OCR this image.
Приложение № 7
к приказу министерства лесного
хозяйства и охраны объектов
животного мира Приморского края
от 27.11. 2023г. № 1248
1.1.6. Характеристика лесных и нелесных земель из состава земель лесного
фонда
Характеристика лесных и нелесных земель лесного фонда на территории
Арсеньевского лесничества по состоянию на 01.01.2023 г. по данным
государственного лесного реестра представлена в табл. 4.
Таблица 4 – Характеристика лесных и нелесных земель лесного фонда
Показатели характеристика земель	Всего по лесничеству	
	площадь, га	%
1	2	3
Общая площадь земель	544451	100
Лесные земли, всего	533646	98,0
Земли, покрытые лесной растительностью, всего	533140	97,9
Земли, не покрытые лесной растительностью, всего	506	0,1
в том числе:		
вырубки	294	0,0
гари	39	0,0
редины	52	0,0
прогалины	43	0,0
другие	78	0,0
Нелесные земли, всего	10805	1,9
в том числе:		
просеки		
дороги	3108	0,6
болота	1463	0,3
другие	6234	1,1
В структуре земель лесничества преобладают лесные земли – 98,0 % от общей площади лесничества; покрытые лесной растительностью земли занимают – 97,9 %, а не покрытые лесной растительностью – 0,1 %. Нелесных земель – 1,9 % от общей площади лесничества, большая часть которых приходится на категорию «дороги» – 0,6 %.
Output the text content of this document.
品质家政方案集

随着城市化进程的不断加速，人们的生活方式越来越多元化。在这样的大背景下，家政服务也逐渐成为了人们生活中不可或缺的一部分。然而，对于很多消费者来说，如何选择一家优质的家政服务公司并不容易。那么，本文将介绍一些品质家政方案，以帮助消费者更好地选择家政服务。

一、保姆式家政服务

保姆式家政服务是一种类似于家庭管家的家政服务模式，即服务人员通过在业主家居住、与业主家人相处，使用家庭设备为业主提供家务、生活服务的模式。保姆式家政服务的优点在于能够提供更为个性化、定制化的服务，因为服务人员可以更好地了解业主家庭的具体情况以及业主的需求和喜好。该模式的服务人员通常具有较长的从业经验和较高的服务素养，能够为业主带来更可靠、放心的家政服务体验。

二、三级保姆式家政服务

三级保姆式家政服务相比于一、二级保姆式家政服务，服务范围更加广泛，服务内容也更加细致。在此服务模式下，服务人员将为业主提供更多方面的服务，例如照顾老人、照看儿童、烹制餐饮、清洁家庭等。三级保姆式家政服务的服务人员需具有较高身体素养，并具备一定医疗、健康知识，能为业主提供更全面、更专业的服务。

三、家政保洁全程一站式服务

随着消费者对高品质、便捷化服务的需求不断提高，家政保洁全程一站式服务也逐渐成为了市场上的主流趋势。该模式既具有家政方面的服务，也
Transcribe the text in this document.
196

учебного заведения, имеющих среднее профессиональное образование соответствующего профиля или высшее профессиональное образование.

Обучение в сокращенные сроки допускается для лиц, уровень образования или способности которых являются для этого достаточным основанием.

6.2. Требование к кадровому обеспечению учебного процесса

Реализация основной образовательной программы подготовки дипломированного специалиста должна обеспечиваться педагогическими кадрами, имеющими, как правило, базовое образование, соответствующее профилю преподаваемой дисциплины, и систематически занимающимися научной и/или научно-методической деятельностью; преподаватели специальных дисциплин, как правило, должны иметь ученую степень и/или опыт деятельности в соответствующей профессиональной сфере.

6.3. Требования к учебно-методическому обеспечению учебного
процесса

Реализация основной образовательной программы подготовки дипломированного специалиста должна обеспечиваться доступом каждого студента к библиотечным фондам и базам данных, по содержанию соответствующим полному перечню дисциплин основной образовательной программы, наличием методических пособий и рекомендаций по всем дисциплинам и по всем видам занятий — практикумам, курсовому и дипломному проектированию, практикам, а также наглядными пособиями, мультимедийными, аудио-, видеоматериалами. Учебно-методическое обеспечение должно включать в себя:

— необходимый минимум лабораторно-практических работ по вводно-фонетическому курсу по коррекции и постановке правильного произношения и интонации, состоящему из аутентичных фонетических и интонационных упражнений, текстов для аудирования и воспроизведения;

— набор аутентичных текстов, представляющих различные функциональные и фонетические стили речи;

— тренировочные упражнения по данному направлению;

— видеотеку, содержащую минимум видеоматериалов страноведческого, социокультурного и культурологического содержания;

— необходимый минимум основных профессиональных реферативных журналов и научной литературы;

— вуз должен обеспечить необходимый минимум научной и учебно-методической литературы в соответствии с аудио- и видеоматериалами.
◇ ◇ ◇ ◇ ◇
Tally the lines above containing "лесной". Answer with the count only.

3